■ **Objective**
Restate the whole of the material. Keep every word, and drop the pictures.

+ + + + +

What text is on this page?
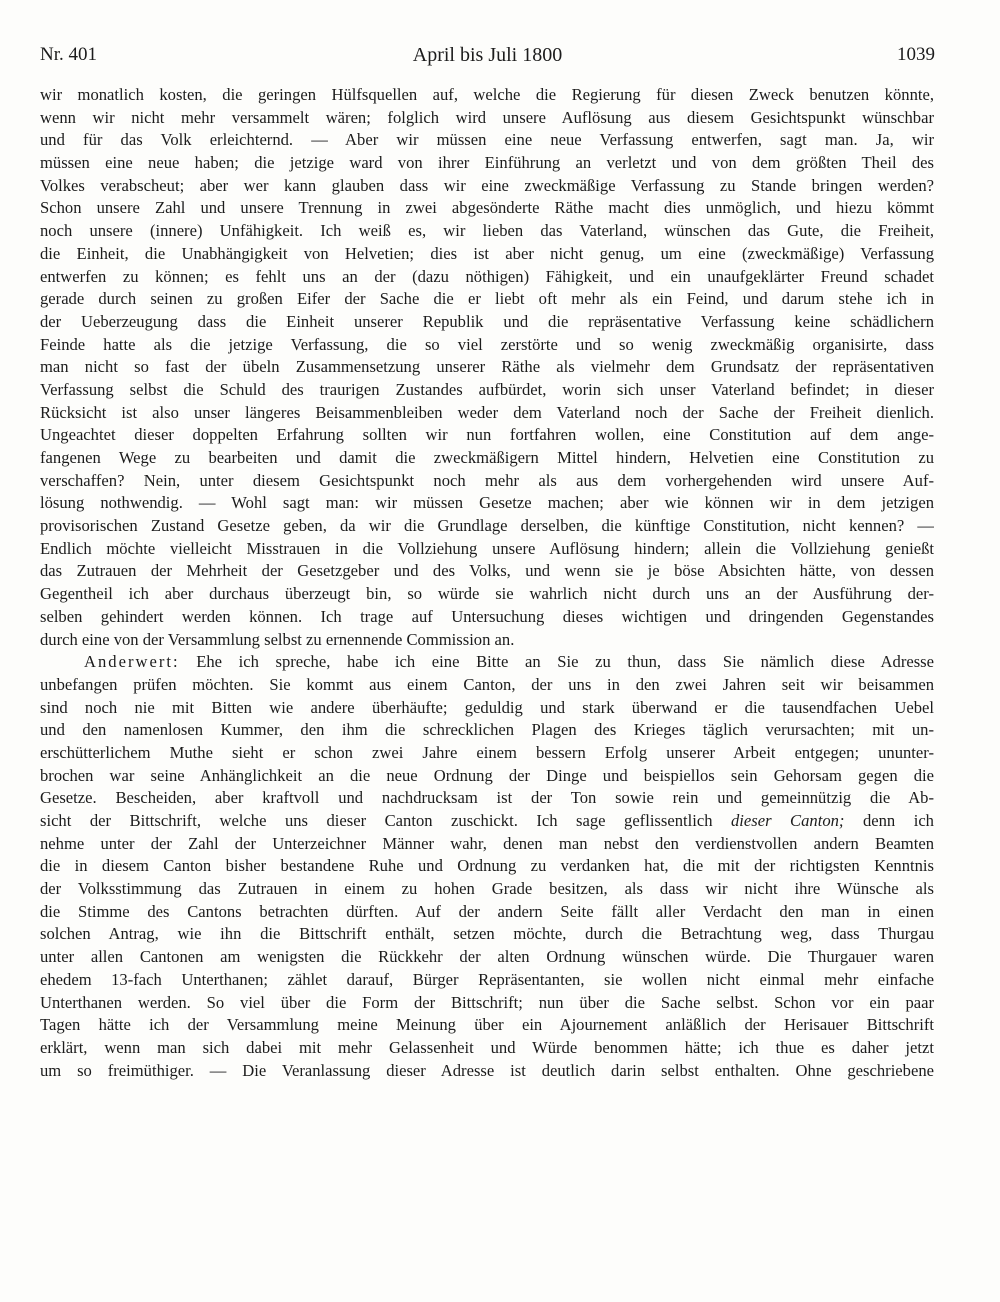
Nr. 401	April bis Juli 1800	1039
wir monatlich kosten, die geringen Hülfsquellen auf, welche die Regierung für diesen Zweck benutzen könnte,
wenn wir nicht mehr versammelt wären; folglich wird unsere Auflösung aus diesem Gesichtspunkt wünschbar
und für das Volk erleichternd. — Aber wir müssen eine neue Verfassung entwerfen, sagt man. Ja, wir
müssen eine neue haben; die jetzige ward von ihrer Einführung an verletzt und von dem größten Theil des
Volkes verabscheut; aber wer kann glauben dass wir eine zweckmäßige Verfassung zu Stande bringen werden?
Schon unsere Zahl und unsere Trennung in zwei abgesönderte Räthe macht dies unmöglich, und hiezu kömmt
noch unsere (innere) Unfähigkeit. Ich weiß es, wir lieben das Vaterland, wünschen das Gute, die Freiheit,
die Einheit, die Unabhängigkeit von Helvetien; dies ist aber nicht genug, um eine (zweckmäßige) Verfassung
entwerfen zu können; es fehlt uns an der (dazu nöthigen) Fähigkeit, und ein unaufgeklärter Freund schadet
gerade durch seinen zu großen Eifer der Sache die er liebt oft mehr als ein Feind, und darum stehe ich in
der Ueberzeugung dass die Einheit unserer Republik und die repräsentative Verfassung keine schädlichern
Feinde hatte als die jetzige Verfassung, die so viel zerstörte und so wenig zweckmäßig organisirte, dass
man nicht so fast der übeln Zusammensetzung unserer Räthe als vielmehr dem Grundsatz der repräsentativen
Verfassung selbst die Schuld des traurigen Zustandes aufbürdet, worin sich unser Vaterland befindet; in dieser
Rücksicht ist also unser längeres Beisammenbleiben weder dem Vaterland noch der Sache der Freiheit dienlich.
Ungeachtet dieser doppelten Erfahrung sollten wir nun fortfahren wollen, eine Constitution auf dem ange-
fangenen Wege zu bearbeiten und damit die zweckmäßigern Mittel hindern, Helvetien eine Constitution zu
verschaffen? Nein, unter diesem Gesichtspunkt noch mehr als aus dem vorhergehenden wird unsere Auf-
lösung nothwendig. — Wohl sagt man: wir müssen Gesetze machen; aber wie können wir in dem jetzigen
provisorischen Zustand Gesetze geben, da wir die Grundlage derselben, die künftige Constitution, nicht kennen? —
Endlich möchte vielleicht Misstrauen in die Vollziehung unsere Auflösung hindern; allein die Vollziehung genießt
das Zutrauen der Mehrheit der Gesetzgeber und des Volks, und wenn sie je böse Absichten hätte, von dessen
Gegentheil ich aber durchaus überzeugt bin, so würde sie wahrlich nicht durch uns an der Ausführung der-
selben gehindert werden können. Ich trage auf Untersuchung dieses wichtigen und dringenden Gegenstandes
durch eine von der Versammlung selbst zu ernennende Commission an.
Anderwert: Ehe ich spreche, habe ich eine Bitte an Sie zu thun, dass Sie nämlich diese Adresse
unbefangen prüfen möchten. Sie kommt aus einem Canton, der uns in den zwei Jahren seit wir beisammen
sind noch nie mit Bitten wie andere überhäufte; geduldig und stark überwand er die tausendfachen Uebel
und den namenlosen Kummer, den ihm die schrecklichen Plagen des Krieges täglich verursachten; mit un-
erschütterlichem Muthe sieht er schon zwei Jahre einem bessern Erfolg unserer Arbeit entgegen; ununter-
brochen war seine Anhänglichkeit an die neue Ordnung der Dinge und beispiellos sein Gehorsam gegen die
Gesetze. Bescheiden, aber kraftvoll und nachdrucksam ist der Ton sowie rein und gemeinnützig die Ab-
sicht der Bittschrift, welche uns dieser Canton zuschickt. Ich sage geflissentlich dieser Canton; denn ich
nehme unter der Zahl der Unterzeichner Männer wahr, denen man nebst den verdienstvollen andern Beamten
die in diesem Canton bisher bestandene Ruhe und Ordnung zu verdanken hat, die mit der richtigsten Kenntnis
der Volksstimmung das Zutrauen in einem zu hohen Grade besitzen, als dass wir nicht ihre Wünsche als
die Stimme des Cantons betrachten dürften. Auf der andern Seite fällt aller Verdacht den man in einen
solchen Antrag, wie ihn die Bittschrift enthält, setzen möchte, durch die Betrachtung weg, dass Thurgau
unter allen Cantonen am wenigsten die Rückkehr der alten Ordnung wünschen würde. Die Thurgauer waren
ehedem 13-fach Unterthanen; zählet darauf, Bürger Repräsentanten, sie wollen nicht einmal mehr einfache
Unterthanen werden. So viel über die Form der Bittschrift; nun über die Sache selbst. Schon vor ein paar
Tagen hätte ich der Versammlung meine Meinung über ein Ajournement anläßlich der Herisauer Bittschrift
erklärt, wenn man sich dabei mit mehr Gelassenheit und Würde benommen hätte; ich thue es daher jetzt
um so freimüthiger. — Die Veranlassung dieser Adresse ist deutlich darin selbst enthalten. Ohne geschriebene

+ + + + +

■ **Answer to the exercise**
What text is on this page?
Nr. 401	April bis Juli 1800	1039
wir monatlich kosten, die geringen Hülfsquellen auf, welche die Regierung für diesen Zweck benutzen könnte,
wenn wir nicht mehr versammelt wären; folglich wird unsere Auflösung aus diesem Gesichtspunkt wünschbar
und für das Volk erleichternd. — Aber wir müssen eine neue Verfassung entwerfen, sagt man. Ja, wir
müssen eine neue haben; die jetzige ward von ihrer Einführung an verletzt und von dem größten Theil des
Volkes verabscheut; aber wer kann glauben dass wir eine zweckmäßige Verfassung zu Stande bringen werden?
Schon unsere Zahl und unsere Trennung in zwei abgesönderte Räthe macht dies unmöglich, und hiezu kömmt
noch unsere (innere) Unfähigkeit. Ich weiß es, wir lieben das Vaterland, wünschen das Gute, die Freiheit,
die Einheit, die Unabhängigkeit von Helvetien; dies ist aber nicht genug, um eine (zweckmäßige) Verfassung
entwerfen zu können; es fehlt uns an der (dazu nöthigen) Fähigkeit, und ein unaufgeklärter Freund schadet
gerade durch seinen zu großen Eifer der Sache die er liebt oft mehr als ein Feind, und darum stehe ich in
der Ueberzeugung dass die Einheit unserer Republik und die repräsentative Verfassung keine schädlichern
Feinde hatte als die jetzige Verfassung, die so viel zerstörte und so wenig zweckmäßig organisirte, dass
man nicht so fast der übeln Zusammensetzung unserer Räthe als vielmehr dem Grundsatz der repräsentativen
Verfassung selbst die Schuld des traurigen Zustandes aufbürdet, worin sich unser Vaterland befindet; in dieser
Rücksicht ist also unser längeres Beisammenbleiben weder dem Vaterland noch der Sache der Freiheit dienlich.
Ungeachtet dieser doppelten Erfahrung sollten wir nun fortfahren wollen, eine Constitution auf dem ange-
fangenen Wege zu bearbeiten und damit die zweckmäßigern Mittel hindern, Helvetien eine Constitution zu
verschaffen? Nein, unter diesem Gesichtspunkt noch mehr als aus dem vorhergehenden wird unsere Auf-
lösung nothwendig. — Wohl sagt man: wir müssen Gesetze machen; aber wie können wir in dem jetzigen
provisorischen Zustand Gesetze geben, da wir die Grundlage derselben, die künftige Constitution, nicht kennen? —
Endlich möchte vielleicht Misstrauen in die Vollziehung unsere Auflösung hindern; allein die Vollziehung genießt
das Zutrauen der Mehrheit der Gesetzgeber und des Volks, und wenn sie je böse Absichten hätte, von dessen
Gegentheil ich aber durchaus überzeugt bin, so würde sie wahrlich nicht durch uns an der Ausführung der-
selben gehindert werden können. Ich trage auf Untersuchung dieses wichtigen und dringenden Gegenstandes
durch eine von der Versammlung selbst zu ernennende Commission an.
Anderwert: Ehe ich spreche, habe ich eine Bitte an Sie zu thun, dass Sie nämlich diese Adresse
unbefangen prüfen möchten. Sie kommt aus einem Canton, der uns in den zwei Jahren seit wir beisammen
sind noch nie mit Bitten wie andere überhäufte; geduldig und stark überwand er die tausendfachen Uebel
und den namenlosen Kummer, den ihm die schrecklichen Plagen des Krieges täglich verursachten; mit un-
erschütterlichem Muthe sieht er schon zwei Jahre einem bessern Erfolg unserer Arbeit entgegen; ununter-
brochen war seine Anhänglichkeit an die neue Ordnung der Dinge und beispiellos sein Gehorsam gegen die
Gesetze. Bescheiden, aber kraftvoll und nachdrucksam ist der Ton sowie rein und gemeinnützig die Ab-
sicht der Bittschrift, welche uns dieser Canton zuschickt. Ich sage geflissentlich dieser Canton; denn ich
nehme unter der Zahl der Unterzeichner Männer wahr, denen man nebst den verdienstvollen andern Beamten
die in diesem Canton bisher bestandene Ruhe und Ordnung zu verdanken hat, die mit der richtigsten Kenntnis
der Volksstimmung das Zutrauen in einem zu hohen Grade besitzen, als dass wir nicht ihre Wünsche als
die Stimme des Cantons betrachten dürften. Auf der andern Seite fällt aller Verdacht den man in einen
solchen Antrag, wie ihn die Bittschrift enthält, setzen möchte, durch die Betrachtung weg, dass Thurgau
unter allen Cantonen am wenigsten die Rückkehr der alten Ordnung wünschen würde. Die Thurgauer waren
ehedem 13-fach Unterthanen; zählet darauf, Bürger Repräsentanten, sie wollen nicht einmal mehr einfache
Unterthanen werden. So viel über die Form der Bittschrift; nun über die Sache selbst. Schon vor ein paar
Tagen hätte ich der Versammlung meine Meinung über ein Ajournement anläßlich der Herisauer Bittschrift
erklärt, wenn man sich dabei mit mehr Gelassenheit und Würde benommen hätte; ich thue es daher jetzt
um so freimüthiger. — Die Veranlassung dieser Adresse ist deutlich darin selbst enthalten. Ohne geschriebene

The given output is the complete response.